Short task -
Look at the entries below and reproduce them exactly.

Figure record extracts
◆ ◆ ◆ ◆

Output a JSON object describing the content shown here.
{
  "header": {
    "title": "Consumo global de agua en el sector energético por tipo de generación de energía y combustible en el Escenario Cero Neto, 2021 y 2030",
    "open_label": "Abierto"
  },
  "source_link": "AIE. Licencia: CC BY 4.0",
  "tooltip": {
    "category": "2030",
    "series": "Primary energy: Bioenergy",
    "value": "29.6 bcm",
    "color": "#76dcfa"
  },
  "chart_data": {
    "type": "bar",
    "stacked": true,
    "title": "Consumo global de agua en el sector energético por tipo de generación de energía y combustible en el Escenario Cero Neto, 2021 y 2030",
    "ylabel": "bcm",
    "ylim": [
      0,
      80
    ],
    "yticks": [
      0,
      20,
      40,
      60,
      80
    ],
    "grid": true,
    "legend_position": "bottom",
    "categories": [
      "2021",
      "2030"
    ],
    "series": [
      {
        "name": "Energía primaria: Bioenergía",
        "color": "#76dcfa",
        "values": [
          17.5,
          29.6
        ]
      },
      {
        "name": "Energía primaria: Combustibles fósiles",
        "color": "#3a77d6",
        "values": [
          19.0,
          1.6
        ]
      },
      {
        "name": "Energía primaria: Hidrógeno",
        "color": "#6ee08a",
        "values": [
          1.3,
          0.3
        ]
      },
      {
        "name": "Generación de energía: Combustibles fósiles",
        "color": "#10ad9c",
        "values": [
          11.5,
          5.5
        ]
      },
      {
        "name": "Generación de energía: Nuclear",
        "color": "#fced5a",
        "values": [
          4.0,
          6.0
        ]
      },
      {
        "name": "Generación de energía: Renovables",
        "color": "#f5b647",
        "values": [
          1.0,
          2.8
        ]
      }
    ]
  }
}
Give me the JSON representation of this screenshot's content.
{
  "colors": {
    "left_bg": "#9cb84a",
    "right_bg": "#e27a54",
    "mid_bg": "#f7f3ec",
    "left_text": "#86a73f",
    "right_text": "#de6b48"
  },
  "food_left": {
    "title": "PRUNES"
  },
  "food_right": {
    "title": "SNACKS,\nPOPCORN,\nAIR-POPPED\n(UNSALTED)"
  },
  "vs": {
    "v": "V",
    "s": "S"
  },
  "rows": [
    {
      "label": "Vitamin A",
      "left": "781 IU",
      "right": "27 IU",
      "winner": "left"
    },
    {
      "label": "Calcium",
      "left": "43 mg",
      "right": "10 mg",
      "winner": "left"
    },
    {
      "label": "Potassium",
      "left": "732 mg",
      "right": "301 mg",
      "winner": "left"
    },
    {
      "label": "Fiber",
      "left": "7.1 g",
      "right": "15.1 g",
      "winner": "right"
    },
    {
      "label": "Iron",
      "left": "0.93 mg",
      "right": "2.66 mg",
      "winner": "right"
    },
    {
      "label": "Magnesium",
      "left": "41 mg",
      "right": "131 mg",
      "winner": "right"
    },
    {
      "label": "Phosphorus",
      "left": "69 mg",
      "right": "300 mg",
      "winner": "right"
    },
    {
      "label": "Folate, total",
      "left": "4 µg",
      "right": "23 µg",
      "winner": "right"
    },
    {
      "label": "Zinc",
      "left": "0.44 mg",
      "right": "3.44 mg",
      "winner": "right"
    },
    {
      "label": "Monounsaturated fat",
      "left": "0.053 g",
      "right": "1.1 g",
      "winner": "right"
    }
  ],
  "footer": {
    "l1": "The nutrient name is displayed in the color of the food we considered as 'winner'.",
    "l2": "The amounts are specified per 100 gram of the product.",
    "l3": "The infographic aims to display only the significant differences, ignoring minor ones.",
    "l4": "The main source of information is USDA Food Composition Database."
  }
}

◆ ◆ ◆ ◆

Finished exercise -
Output a JSON object describing the content shown here.
{
  "header": {
    "title": "Consumo global de agua en el sector energético por tipo de generación de energía y combustible en el Escenario Cero Neto, 2021 y 2030",
    "open_label": "Abierto"
  },
  "source_link": "AIE. Licencia: CC BY 4.0",
  "tooltip": {
    "category": "2030",
    "series": "Primary energy: Bioenergy",
    "value": "29.6 bcm",
    "color": "#76dcfa"
  },
  "chart_data": {
    "type": "bar",
    "stacked": true,
    "title": "Consumo global de agua en el sector energético por tipo de generación de energía y combustible en el Escenario Cero Neto, 2021 y 2030",
    "ylabel": "bcm",
    "ylim": [
      0,
      80
    ],
    "yticks": [
      0,
      20,
      40,
      60,
      80
    ],
    "grid": true,
    "legend_position": "bottom",
    "categories": [
      "2021",
      "2030"
    ],
    "series": [
      {
        "name": "Energía primaria: Bioenergía",
        "color": "#76dcfa",
        "values": [
          17.5,
          29.6
        ]
      },
      {
        "name": "Energía primaria: Combustibles fósiles",
        "color": "#3a77d6",
        "values": [
          19.0,
          1.6
        ]
      },
      {
        "name": "Energía primaria: Hidrógeno",
        "color": "#6ee08a",
        "values": [
          1.3,
          0.3
        ]
      },
      {
        "name": "Generación de energía: Combustibles fósiles",
        "color": "#10ad9c",
        "values": [
          11.5,
          5.5
        ]
      },
      {
        "name": "Generación de energía: Nuclear",
        "color": "#fced5a",
        "values": [
          4.0,
          6.0
        ]
      },
      {
        "name": "Generación de energía: Renovables",
        "color": "#f5b647",
        "values": [
          1.0,
          2.8
        ]
      }
    ]
  }
}
Give me the JSON representation of this screenshot's content.
{
  "colors": {
    "left_bg": "#9cb84a",
    "right_bg": "#e27a54",
    "mid_bg": "#f7f3ec",
    "left_text": "#86a73f",
    "right_text": "#de6b48"
  },
  "food_left": {
    "title": "PRUNES"
  },
  "food_right": {
    "title": "SNACKS,\nPOPCORN,\nAIR-POPPED\n(UNSALTED)"
  },
  "vs": {
    "v": "V",
    "s": "S"
  },
  "rows": [
    {
      "label": "Vitamin A",
      "left": "781 IU",
      "right": "27 IU",
      "winner": "left"
    },
    {
      "label": "Calcium",
      "left": "43 mg",
      "right": "10 mg",
      "winner": "left"
    },
    {
      "label": "Potassium",
      "left": "732 mg",
      "right": "301 mg",
      "winner": "left"
    },
    {
      "label": "Fiber",
      "left": "7.1 g",
      "right": "15.1 g",
      "winner": "right"
    },
    {
      "label": "Iron",
      "left": "0.93 mg",
      "right": "2.66 mg",
      "winner": "right"
    },
    {
      "label": "Magnesium",
      "left": "41 mg",
      "right": "131 mg",
      "winner": "right"
    },
    {
      "label": "Phosphorus",
      "left": "69 mg",
      "right": "300 mg",
      "winner": "right"
    },
    {
      "label": "Folate, total",
      "left": "4 µg",
      "right": "23 µg",
      "winner": "right"
    },
    {
      "label": "Zinc",
      "left": "0.44 mg",
      "right": "3.44 mg",
      "winner": "right"
    },
    {
      "label": "Monounsaturated fat",
      "left": "0.053 g",
      "right": "1.1 g",
      "winner": "right"
    }
  ],
  "footer": {
    "l1": "The nutrient name is displayed in the color of the food we considered as 'winner'.",
    "l2": "The amounts are specified per 100 gram of the product.",
    "l3": "The infographic aims to display only the significant differences, ignoring minor ones.",
    "l4": "The main source of information is USDA Food Composition Database."
  }
}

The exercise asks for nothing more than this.